REQUEST -
Using the records below, locate all lines containing "xlabel" and return them.

DATASET RECORDS -
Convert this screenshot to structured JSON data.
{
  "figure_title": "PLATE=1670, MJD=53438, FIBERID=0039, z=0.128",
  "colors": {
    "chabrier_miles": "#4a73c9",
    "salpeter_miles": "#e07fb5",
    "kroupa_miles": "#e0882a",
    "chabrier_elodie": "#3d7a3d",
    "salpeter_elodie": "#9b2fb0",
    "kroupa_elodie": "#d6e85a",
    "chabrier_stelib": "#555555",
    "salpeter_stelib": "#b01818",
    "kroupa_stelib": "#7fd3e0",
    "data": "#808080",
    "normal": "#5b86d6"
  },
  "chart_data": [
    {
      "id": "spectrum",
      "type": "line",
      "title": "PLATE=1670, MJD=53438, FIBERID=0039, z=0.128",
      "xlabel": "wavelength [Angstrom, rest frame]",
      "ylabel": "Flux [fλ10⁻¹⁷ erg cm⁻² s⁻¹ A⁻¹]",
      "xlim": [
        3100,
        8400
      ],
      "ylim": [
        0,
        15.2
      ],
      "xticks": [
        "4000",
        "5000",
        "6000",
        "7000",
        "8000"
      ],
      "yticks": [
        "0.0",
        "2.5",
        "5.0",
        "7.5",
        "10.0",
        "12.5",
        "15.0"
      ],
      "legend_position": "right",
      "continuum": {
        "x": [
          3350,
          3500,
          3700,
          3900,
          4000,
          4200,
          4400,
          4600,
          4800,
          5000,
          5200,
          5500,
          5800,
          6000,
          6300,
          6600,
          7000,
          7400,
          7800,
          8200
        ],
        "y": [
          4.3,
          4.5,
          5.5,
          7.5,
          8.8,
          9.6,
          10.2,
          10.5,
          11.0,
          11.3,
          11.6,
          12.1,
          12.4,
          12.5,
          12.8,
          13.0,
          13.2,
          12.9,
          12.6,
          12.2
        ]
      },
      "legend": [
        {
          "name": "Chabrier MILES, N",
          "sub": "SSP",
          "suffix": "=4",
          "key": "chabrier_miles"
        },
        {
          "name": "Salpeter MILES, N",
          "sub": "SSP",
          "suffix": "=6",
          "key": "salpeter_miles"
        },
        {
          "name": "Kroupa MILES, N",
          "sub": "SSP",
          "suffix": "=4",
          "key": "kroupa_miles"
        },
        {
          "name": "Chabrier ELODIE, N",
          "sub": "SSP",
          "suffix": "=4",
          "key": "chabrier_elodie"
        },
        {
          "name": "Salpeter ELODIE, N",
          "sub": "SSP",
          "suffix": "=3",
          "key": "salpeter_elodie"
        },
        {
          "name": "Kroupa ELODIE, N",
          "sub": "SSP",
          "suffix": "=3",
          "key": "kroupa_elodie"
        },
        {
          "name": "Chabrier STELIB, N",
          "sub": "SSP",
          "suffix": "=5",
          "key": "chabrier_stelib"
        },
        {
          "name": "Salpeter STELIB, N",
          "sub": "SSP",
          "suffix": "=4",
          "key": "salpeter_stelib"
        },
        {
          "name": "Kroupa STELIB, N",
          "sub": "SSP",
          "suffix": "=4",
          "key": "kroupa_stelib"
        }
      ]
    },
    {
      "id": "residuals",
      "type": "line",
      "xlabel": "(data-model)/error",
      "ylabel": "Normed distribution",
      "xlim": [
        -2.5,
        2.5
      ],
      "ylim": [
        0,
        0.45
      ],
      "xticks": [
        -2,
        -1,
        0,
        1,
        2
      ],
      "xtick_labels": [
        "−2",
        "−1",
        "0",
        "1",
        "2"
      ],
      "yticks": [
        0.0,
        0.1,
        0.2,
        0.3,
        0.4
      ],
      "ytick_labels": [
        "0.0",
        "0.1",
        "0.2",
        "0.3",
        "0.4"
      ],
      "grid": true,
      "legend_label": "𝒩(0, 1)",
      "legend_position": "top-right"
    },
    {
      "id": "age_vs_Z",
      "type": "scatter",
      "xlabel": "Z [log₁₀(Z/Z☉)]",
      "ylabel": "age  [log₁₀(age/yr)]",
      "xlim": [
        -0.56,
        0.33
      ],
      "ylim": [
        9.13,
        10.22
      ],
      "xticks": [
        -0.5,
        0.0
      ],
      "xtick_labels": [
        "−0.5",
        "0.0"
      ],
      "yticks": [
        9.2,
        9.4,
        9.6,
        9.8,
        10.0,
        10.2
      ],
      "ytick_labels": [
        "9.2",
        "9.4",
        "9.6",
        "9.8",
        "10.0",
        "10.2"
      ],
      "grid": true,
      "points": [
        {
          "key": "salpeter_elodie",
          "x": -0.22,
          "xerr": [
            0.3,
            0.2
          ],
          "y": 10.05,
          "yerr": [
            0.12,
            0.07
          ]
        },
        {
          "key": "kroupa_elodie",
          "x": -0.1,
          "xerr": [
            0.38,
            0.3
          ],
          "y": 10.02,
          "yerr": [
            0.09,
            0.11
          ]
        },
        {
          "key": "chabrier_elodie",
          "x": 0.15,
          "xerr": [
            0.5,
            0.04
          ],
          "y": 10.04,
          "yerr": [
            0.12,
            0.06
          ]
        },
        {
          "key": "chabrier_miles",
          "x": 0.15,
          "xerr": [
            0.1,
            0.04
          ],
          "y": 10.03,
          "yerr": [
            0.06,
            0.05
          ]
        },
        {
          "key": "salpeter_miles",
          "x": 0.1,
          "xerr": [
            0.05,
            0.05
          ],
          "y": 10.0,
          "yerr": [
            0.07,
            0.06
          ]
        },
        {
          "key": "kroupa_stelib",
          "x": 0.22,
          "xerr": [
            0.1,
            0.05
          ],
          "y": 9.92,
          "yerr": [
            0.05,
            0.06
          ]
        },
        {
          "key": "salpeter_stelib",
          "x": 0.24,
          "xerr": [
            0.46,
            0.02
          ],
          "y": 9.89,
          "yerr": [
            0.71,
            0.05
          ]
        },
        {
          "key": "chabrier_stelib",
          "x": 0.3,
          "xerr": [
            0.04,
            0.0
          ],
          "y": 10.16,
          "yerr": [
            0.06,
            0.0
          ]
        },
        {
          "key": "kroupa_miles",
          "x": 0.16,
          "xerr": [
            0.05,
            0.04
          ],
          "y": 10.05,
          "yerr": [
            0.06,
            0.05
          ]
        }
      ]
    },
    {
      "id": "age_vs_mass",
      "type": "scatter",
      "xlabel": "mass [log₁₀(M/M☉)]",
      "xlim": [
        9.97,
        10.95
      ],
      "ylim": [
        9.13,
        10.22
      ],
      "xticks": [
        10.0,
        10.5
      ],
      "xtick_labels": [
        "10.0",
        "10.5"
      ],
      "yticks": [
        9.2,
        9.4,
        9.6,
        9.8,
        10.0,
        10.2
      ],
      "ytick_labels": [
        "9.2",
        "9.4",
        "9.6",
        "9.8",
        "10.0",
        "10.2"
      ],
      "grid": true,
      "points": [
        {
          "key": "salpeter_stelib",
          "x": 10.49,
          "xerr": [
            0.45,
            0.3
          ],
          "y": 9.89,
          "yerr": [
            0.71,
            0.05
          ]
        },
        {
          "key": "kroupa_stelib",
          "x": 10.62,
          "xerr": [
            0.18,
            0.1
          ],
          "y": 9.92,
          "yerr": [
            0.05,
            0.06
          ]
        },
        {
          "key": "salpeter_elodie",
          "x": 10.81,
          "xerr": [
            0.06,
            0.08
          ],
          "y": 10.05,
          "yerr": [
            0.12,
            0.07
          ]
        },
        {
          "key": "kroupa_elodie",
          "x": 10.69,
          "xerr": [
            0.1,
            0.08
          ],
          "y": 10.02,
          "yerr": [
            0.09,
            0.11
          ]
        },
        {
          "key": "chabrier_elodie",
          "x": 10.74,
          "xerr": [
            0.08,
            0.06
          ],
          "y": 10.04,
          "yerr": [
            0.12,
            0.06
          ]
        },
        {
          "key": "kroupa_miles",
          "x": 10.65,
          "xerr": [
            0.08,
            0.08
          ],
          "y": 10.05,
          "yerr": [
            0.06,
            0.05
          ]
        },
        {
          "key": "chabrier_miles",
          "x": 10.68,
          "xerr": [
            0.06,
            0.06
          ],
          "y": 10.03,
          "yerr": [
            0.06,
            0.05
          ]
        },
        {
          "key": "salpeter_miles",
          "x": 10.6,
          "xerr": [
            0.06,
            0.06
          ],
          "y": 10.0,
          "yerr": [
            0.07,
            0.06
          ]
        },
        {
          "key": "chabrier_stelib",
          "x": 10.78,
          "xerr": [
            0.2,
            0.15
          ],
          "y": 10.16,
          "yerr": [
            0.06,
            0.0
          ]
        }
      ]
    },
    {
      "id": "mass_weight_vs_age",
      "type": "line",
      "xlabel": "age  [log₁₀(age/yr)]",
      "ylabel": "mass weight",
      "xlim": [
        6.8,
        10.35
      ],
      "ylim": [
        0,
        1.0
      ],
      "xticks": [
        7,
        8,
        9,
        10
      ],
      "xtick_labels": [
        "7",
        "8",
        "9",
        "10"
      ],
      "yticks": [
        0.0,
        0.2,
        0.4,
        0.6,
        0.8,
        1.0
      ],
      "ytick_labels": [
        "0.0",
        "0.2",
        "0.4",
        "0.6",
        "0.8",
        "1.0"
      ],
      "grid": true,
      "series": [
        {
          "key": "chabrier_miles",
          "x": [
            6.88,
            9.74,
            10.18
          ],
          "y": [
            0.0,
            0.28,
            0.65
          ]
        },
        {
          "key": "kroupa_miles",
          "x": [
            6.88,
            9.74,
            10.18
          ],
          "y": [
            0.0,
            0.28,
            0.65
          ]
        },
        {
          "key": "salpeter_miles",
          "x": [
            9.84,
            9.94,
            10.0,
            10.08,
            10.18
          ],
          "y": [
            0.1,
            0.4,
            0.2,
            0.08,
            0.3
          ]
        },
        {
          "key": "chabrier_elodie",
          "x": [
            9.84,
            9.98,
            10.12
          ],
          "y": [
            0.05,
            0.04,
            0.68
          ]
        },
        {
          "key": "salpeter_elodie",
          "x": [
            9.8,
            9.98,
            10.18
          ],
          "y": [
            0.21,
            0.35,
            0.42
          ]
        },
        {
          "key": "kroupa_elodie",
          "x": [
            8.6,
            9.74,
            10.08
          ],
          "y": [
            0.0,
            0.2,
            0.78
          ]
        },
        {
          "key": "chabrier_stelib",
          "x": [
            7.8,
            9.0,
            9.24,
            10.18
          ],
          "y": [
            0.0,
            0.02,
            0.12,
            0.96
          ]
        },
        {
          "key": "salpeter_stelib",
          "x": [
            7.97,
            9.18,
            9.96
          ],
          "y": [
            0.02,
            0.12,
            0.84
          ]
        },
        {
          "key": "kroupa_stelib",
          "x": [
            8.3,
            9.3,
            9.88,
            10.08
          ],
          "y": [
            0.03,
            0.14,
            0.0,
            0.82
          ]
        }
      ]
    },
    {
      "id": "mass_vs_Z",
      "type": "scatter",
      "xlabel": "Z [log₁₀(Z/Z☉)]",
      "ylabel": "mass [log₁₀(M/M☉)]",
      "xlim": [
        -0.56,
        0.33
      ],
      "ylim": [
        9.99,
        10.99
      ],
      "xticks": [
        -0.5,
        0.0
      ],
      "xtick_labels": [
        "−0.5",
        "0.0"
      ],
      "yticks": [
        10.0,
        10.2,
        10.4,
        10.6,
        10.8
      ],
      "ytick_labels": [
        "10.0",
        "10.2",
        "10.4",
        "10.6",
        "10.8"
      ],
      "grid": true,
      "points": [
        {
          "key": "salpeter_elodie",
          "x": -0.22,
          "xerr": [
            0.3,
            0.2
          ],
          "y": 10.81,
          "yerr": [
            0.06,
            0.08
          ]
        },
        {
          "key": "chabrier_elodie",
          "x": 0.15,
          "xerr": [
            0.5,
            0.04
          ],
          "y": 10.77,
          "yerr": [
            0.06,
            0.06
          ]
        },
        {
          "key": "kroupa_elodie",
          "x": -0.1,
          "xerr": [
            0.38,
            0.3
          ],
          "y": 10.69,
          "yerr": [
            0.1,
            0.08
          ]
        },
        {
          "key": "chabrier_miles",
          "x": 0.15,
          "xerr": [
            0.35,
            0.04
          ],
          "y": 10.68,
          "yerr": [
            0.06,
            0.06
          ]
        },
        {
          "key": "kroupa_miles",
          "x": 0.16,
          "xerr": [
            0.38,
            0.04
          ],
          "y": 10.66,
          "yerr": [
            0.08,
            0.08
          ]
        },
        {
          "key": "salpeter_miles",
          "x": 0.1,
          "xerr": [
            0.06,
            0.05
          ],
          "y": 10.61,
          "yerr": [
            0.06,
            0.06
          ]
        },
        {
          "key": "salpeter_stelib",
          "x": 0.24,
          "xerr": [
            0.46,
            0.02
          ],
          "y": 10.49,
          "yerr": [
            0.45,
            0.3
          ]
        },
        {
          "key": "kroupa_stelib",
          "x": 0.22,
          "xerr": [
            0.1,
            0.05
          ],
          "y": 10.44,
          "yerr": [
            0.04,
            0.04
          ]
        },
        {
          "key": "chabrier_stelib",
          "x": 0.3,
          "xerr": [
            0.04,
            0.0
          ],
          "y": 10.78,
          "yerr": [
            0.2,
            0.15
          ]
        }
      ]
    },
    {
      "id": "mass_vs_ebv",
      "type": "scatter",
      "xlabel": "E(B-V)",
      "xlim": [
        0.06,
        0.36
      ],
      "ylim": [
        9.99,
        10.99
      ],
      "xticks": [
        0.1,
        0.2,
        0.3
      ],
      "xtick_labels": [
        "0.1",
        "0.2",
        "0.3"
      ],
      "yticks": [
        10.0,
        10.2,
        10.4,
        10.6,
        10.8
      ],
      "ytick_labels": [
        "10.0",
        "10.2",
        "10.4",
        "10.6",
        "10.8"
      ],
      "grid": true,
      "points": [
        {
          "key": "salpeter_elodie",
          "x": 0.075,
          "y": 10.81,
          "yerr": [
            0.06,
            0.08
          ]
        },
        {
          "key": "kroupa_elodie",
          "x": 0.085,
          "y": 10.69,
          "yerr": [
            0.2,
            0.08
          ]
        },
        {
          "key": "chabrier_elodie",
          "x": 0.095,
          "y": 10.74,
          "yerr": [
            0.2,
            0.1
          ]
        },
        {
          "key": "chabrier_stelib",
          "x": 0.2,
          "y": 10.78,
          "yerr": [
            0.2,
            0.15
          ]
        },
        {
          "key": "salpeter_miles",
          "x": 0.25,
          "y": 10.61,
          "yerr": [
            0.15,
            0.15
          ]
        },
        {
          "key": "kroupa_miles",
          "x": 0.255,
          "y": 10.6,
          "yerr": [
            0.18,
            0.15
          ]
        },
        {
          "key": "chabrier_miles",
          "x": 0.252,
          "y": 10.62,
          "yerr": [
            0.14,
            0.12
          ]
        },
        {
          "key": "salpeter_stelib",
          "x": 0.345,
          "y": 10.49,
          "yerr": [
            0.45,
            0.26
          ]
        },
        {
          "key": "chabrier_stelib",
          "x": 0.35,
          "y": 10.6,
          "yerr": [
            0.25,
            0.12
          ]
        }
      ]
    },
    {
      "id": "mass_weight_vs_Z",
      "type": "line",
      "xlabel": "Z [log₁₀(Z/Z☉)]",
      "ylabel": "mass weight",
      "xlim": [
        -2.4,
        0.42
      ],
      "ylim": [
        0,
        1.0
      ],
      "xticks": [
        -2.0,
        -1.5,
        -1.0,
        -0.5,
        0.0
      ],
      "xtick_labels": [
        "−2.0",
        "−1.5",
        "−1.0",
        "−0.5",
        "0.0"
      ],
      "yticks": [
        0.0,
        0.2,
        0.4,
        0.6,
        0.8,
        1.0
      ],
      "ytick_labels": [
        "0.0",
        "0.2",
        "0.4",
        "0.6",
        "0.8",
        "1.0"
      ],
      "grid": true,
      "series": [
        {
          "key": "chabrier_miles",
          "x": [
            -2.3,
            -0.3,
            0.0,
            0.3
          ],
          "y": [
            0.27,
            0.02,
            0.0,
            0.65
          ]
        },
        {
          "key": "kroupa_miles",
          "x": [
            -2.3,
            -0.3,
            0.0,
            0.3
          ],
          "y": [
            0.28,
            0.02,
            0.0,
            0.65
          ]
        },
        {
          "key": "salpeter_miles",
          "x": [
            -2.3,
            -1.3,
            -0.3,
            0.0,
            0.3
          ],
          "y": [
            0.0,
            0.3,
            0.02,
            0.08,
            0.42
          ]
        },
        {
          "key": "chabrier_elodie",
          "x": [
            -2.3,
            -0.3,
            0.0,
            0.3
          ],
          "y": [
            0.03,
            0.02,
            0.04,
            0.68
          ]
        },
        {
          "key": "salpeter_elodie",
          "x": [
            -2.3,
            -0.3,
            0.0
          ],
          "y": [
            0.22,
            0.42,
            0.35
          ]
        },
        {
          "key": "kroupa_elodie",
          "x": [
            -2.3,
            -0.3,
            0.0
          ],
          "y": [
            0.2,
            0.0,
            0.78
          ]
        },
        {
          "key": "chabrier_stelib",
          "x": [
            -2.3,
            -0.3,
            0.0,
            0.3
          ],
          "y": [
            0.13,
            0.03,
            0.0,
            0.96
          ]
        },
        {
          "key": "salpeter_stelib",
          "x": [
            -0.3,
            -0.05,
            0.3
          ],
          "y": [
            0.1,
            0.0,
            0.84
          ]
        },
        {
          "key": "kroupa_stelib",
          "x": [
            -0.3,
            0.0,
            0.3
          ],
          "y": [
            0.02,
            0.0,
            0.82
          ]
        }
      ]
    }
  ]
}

ANSWER TO THIS EXERCISE -
      "xlabel": "wavelength [Angstrom, rest frame]",
      "xlabel": "(data-model)/error",
      "xlabel": "Z [log₁₀(Z/Z☉)]",
      "xlabel": "mass [log₁₀(M/M☉)]",
      "xlabel": "age  [log₁₀(age/yr)]",
      "xlabel": "Z [log₁₀(Z/Z☉)]",
      "xlabel": "E(B-V)",
      "xlabel": "Z [log₁₀(Z/Z☉)]",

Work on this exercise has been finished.